◆ **ESTRATTO DELLA FONTE**
▬▬▬

UN’INTERESSANTE ESPERIENZA PASTORALE

PREGHIERA CHE RIUNISCE

 

Attraverso la riscoperta della liturgia dell’ora vespertina un benedettino americano è riuscito a coinvolgere persone di diversa estrazione, divise tra loro e lontane dalla chiesa. Ha iniziato con i funerali per giungere a valorizzare altri momenti, scoprendo una ricchezza insospettata.

 

Una delle preoccupazioni principali di chi oggi svolge attività pastorale, soprattutto in parrocchia, è quella di riuscire a raggiungere i lontani, coloro che per una ragione o l’altra non frequentano più la chiesa. Giustamente in questi ultimi tempi si è tornati a parlare della dimensione missionaria della parrocchia. Nessun pastore d’anime infatti può sentirsi giustificato se la sua cura delle anime si dovesse limitare solo al piccolo gregge fedele, trascurando gli altri.

Le vie per raggiungere la porzione del popolo di Dio che gira ai margini dalla chiesa possono essere diverse. Il recente documento pubblicato dalla Conferenza episcopale italiana Il volto missionario delle parrocchie in un mondo che cambia (cf. p. 1), contiene a questo riguardo tutto un insieme di utili indicazioni a cui si deve poi ovviamente aggiungere la capacità inventiva di chi guida la parrocchia.

L’esperienza che qui presentiamo ci porta al di là dell’oceano, negli Stati Uniti, dove un sacerdote benedettino, p. Daniel McCarthy, responsabile di tre parrocchie rurali nel nord est del Kansas, ha trovato un modo molto semplice, ma originale ed efficace di coinvolgere nella preghiera persone lontane di varia estrazione: divorziati, persone risposate in civile, membri di famiglie a composizione ecumenica; in una parola persone che non si sentivano convocate alla messa domenicale e che di conseguenza erano estranee alla chiesa. Il segreto, come egli stesso narra nel settimanale cattolico inglese The Tablet1 è stata la riscoperta della ricchezza insista nella preghiera dell’ora liturgica della sera, o come egli la chiama, la preghiera vespertina. Ha avuto l’impressione di avere scoperto un piccolo tesoro, tanto da rimanerne egli stesso stupito. «Quando iniziammo a celebrarla, scrive, non avremmo mai immaginato quanto essa ci avrebbe aiutato a rispondere ai tanti bisogni presenti nella nostra vita parrocchiale».

 

NON BASTA

LA MESSA DOMENICALE

 

Agli inizi Daniel cominciò con l’utilizzarla nelle veglie dei funerali; poi ben presto l’estese anche al rito dell’iniziazione cristiana degli adulti e quindi anche quale strumento per la santificazione della domenica, in prolungamento con la messa. Questa preghiera, osserva, ci aiutò a superare la grande quantità di problemi che sorgono pastoralmente quando una comunità cristiana per la sua vita di preghiera fa affidamento unicamente sulla celebrazione dell’eucaristia.

▬▬▬

◆ **COMPITO**
Secondo l'articolo sulla preghiera vespertina, in quale zona si trovano le tre parrocchie rurali affidate a p. Daniel McCarthy? Basati soltanto sull'articolo.

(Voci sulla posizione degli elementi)
▬▬▬

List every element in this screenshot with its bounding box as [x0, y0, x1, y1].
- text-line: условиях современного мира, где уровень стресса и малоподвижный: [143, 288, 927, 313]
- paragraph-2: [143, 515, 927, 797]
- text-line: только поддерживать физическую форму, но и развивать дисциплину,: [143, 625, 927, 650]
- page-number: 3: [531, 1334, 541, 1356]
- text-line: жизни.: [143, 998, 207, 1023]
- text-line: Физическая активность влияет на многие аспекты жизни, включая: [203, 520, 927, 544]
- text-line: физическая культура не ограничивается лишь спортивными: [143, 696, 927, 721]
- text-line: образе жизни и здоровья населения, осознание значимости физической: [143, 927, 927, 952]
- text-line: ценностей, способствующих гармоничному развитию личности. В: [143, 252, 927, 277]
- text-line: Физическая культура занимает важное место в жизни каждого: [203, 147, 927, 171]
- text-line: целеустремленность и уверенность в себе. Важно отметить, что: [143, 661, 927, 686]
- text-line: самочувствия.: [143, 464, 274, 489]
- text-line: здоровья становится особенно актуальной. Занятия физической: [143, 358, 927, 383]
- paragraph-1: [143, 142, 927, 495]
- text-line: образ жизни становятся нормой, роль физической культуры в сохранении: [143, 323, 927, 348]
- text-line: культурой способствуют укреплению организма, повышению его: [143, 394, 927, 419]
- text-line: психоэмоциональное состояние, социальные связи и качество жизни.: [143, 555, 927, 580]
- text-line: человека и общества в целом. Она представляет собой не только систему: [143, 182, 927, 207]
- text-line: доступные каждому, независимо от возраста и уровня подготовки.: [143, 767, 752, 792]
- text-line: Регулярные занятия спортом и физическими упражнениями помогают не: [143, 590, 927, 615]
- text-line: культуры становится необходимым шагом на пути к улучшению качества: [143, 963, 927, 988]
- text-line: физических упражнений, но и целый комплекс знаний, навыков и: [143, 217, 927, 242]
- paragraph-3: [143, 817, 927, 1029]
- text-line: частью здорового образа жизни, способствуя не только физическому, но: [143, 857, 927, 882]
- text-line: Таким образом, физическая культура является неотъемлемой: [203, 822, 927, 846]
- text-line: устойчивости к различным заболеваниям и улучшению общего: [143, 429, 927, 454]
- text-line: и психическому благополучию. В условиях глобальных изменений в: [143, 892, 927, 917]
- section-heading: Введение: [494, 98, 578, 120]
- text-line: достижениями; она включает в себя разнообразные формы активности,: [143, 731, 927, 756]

▬▬▬

◆ **RISULTATO**
Nel nord est del Kansas, negli Stati Uniti.